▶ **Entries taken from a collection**
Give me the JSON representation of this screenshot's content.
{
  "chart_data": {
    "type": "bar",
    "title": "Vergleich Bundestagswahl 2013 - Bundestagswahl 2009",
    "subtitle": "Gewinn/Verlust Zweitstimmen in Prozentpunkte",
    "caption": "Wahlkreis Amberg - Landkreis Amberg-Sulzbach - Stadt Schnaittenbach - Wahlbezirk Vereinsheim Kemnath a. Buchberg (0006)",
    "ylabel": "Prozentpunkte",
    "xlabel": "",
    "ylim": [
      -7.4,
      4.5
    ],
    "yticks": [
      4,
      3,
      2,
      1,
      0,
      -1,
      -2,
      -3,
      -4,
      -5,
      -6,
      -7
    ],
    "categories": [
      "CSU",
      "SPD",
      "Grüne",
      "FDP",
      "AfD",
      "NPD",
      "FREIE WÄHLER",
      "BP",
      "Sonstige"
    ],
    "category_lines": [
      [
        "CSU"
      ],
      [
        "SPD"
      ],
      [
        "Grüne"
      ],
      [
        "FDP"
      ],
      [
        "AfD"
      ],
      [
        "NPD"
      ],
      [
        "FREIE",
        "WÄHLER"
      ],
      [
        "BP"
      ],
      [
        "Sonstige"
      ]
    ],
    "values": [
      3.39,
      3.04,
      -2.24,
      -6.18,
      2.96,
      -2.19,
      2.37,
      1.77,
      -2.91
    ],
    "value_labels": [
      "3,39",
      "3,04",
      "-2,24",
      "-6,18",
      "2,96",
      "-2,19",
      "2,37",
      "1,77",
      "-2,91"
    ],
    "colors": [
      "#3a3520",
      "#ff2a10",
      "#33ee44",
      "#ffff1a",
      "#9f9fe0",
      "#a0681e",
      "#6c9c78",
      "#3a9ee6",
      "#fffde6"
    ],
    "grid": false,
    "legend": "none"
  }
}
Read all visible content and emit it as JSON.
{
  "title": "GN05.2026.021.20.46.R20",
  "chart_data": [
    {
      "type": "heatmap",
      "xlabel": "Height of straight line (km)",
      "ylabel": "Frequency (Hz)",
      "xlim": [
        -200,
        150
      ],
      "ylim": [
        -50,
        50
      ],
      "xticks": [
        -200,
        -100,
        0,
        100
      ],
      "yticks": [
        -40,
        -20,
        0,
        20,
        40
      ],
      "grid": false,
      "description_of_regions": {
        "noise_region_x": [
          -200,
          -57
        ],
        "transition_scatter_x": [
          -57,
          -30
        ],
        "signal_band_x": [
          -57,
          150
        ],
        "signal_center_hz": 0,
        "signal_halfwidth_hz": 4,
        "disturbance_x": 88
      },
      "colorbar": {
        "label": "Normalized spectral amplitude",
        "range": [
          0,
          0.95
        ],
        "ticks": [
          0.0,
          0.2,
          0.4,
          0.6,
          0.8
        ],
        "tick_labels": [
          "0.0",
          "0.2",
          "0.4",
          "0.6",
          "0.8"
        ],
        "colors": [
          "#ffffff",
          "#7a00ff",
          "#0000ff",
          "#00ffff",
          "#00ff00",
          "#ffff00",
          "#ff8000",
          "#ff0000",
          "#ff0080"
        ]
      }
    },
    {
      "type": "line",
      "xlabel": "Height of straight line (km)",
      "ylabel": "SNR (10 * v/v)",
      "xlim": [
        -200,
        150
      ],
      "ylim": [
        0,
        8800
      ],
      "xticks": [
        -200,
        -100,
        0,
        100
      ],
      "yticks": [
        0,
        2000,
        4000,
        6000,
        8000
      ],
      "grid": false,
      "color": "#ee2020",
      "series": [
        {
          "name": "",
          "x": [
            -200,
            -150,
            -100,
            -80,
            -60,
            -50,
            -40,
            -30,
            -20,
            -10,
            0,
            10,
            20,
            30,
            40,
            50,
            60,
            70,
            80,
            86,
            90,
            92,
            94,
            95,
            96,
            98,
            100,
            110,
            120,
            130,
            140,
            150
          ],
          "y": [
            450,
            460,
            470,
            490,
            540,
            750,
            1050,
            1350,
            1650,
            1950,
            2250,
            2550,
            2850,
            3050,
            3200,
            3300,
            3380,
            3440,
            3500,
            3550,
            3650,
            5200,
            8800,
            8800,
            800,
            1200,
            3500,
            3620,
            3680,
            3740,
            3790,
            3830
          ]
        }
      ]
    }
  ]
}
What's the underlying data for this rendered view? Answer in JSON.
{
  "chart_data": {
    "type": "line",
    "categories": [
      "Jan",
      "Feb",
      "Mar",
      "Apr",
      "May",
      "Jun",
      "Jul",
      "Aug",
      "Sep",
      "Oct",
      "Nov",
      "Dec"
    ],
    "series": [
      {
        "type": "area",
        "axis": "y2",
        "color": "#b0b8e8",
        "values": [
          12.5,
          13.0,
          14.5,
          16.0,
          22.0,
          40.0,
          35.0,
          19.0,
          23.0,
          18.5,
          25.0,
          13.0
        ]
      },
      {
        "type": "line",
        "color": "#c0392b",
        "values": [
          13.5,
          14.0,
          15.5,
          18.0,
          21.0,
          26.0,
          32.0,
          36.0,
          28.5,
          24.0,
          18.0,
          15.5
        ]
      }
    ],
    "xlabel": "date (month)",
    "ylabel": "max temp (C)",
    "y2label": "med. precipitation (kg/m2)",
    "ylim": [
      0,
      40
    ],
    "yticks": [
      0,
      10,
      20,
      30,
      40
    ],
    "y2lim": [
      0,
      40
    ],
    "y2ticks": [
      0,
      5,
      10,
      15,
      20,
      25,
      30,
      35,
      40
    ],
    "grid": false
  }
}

▶ **Set problem**
Please quote every record above exactly as it appears.

▶ **Output of the exercise**
Give me the JSON representation of this screenshot's content.
{
  "chart_data": {
    "type": "bar",
    "title": "Vergleich Bundestagswahl 2013 - Bundestagswahl 2009",
    "subtitle": "Gewinn/Verlust Zweitstimmen in Prozentpunkte",
    "caption": "Wahlkreis Amberg - Landkreis Amberg-Sulzbach - Stadt Schnaittenbach - Wahlbezirk Vereinsheim Kemnath a. Buchberg (0006)",
    "ylabel": "Prozentpunkte",
    "xlabel": "",
    "ylim": [
      -7.4,
      4.5
    ],
    "yticks": [
      4,
      3,
      2,
      1,
      0,
      -1,
      -2,
      -3,
      -4,
      -5,
      -6,
      -7
    ],
    "categories": [
      "CSU",
      "SPD",
      "Grüne",
      "FDP",
      "AfD",
      "NPD",
      "FREIE WÄHLER",
      "BP",
      "Sonstige"
    ],
    "category_lines": [
      [
        "CSU"
      ],
      [
        "SPD"
      ],
      [
        "Grüne"
      ],
      [
        "FDP"
      ],
      [
        "AfD"
      ],
      [
        "NPD"
      ],
      [
        "FREIE",
        "WÄHLER"
      ],
      [
        "BP"
      ],
      [
        "Sonstige"
      ]
    ],
    "values": [
      3.39,
      3.04,
      -2.24,
      -6.18,
      2.96,
      -2.19,
      2.37,
      1.77,
      -2.91
    ],
    "value_labels": [
      "3,39",
      "3,04",
      "-2,24",
      "-6,18",
      "2,96",
      "-2,19",
      "2,37",
      "1,77",
      "-2,91"
    ],
    "colors": [
      "#3a3520",
      "#ff2a10",
      "#33ee44",
      "#ffff1a",
      "#9f9fe0",
      "#a0681e",
      "#6c9c78",
      "#3a9ee6",
      "#fffde6"
    ],
    "grid": false,
    "legend": "none"
  }
}
Read all visible content and emit it as JSON.
{
  "title": "GN05.2026.021.20.46.R20",
  "chart_data": [
    {
      "type": "heatmap",
      "xlabel": "Height of straight line (km)",
      "ylabel": "Frequency (Hz)",
      "xlim": [
        -200,
        150
      ],
      "ylim": [
        -50,
        50
      ],
      "xticks": [
        -200,
        -100,
        0,
        100
      ],
      "yticks": [
        -40,
        -20,
        0,
        20,
        40
      ],
      "grid": false,
      "description_of_regions": {
        "noise_region_x": [
          -200,
          -57
        ],
        "transition_scatter_x": [
          -57,
          -30
        ],
        "signal_band_x": [
          -57,
          150
        ],
        "signal_center_hz": 0,
        "signal_halfwidth_hz": 4,
        "disturbance_x": 88
      },
      "colorbar": {
        "label": "Normalized spectral amplitude",
        "range": [
          0,
          0.95
        ],
        "ticks": [
          0.0,
          0.2,
          0.4,
          0.6,
          0.8
        ],
        "tick_labels": [
          "0.0",
          "0.2",
          "0.4",
          "0.6",
          "0.8"
        ],
        "colors": [
          "#ffffff",
          "#7a00ff",
          "#0000ff",
          "#00ffff",
          "#00ff00",
          "#ffff00",
          "#ff8000",
          "#ff0000",
          "#ff0080"
        ]
      }
    },
    {
      "type": "line",
      "xlabel": "Height of straight line (km)",
      "ylabel": "SNR (10 * v/v)",
      "xlim": [
        -200,
        150
      ],
      "ylim": [
        0,
        8800
      ],
      "xticks": [
        -200,
        -100,
        0,
        100
      ],
      "yticks": [
        0,
        2000,
        4000,
        6000,
        8000
      ],
      "grid": false,
      "color": "#ee2020",
      "series": [
        {
          "name": "",
          "x": [
            -200,
            -150,
            -100,
            -80,
            -60,
            -50,
            -40,
            -30,
            -20,
            -10,
            0,
            10,
            20,
            30,
            40,
            50,
            60,
            70,
            80,
            86,
            90,
            92,
            94,
            95,
            96,
            98,
            100,
            110,
            120,
            130,
            140,
            150
          ],
          "y": [
            450,
            460,
            470,
            490,
            540,
            750,
            1050,
            1350,
            1650,
            1950,
            2250,
            2550,
            2850,
            3050,
            3200,
            3300,
            3380,
            3440,
            3500,
            3550,
            3650,
            5200,
            8800,
            8800,
            800,
            1200,
            3500,
            3620,
            3680,
            3740,
            3790,
            3830
          ]
        }
      ]
    }
  ]
}
What's the underlying data for this rendered view? Answer in JSON.
{
  "chart_data": {
    "type": "line",
    "categories": [
      "Jan",
      "Feb",
      "Mar",
      "Apr",
      "May",
      "Jun",
      "Jul",
      "Aug",
      "Sep",
      "Oct",
      "Nov",
      "Dec"
    ],
    "series": [
      {
        "type": "area",
        "axis": "y2",
        "color": "#b0b8e8",
        "values": [
          12.5,
          13.0,
          14.5,
          16.0,
          22.0,
          40.0,
          35.0,
          19.0,
          23.0,
          18.5,
          25.0,
          13.0
        ]
      },
      {
        "type": "line",
        "color": "#c0392b",
        "values": [
          13.5,
          14.0,
          15.5,
          18.0,
          21.0,
          26.0,
          32.0,
          36.0,
          28.5,
          24.0,
          18.0,
          15.5
        ]
      }
    ],
    "xlabel": "date (month)",
    "ylabel": "max temp (C)",
    "y2label": "med. precipitation (kg/m2)",
    "ylim": [
      0,
      40
    ],
    "yticks": [
      0,
      10,
      20,
      30,
      40
    ],
    "y2lim": [
      0,
      40
    ],
    "y2ticks": [
      0,
      5,
      10,
      15,
      20,
      25,
      30,
      35,
      40
    ],
    "grid": false
  }
}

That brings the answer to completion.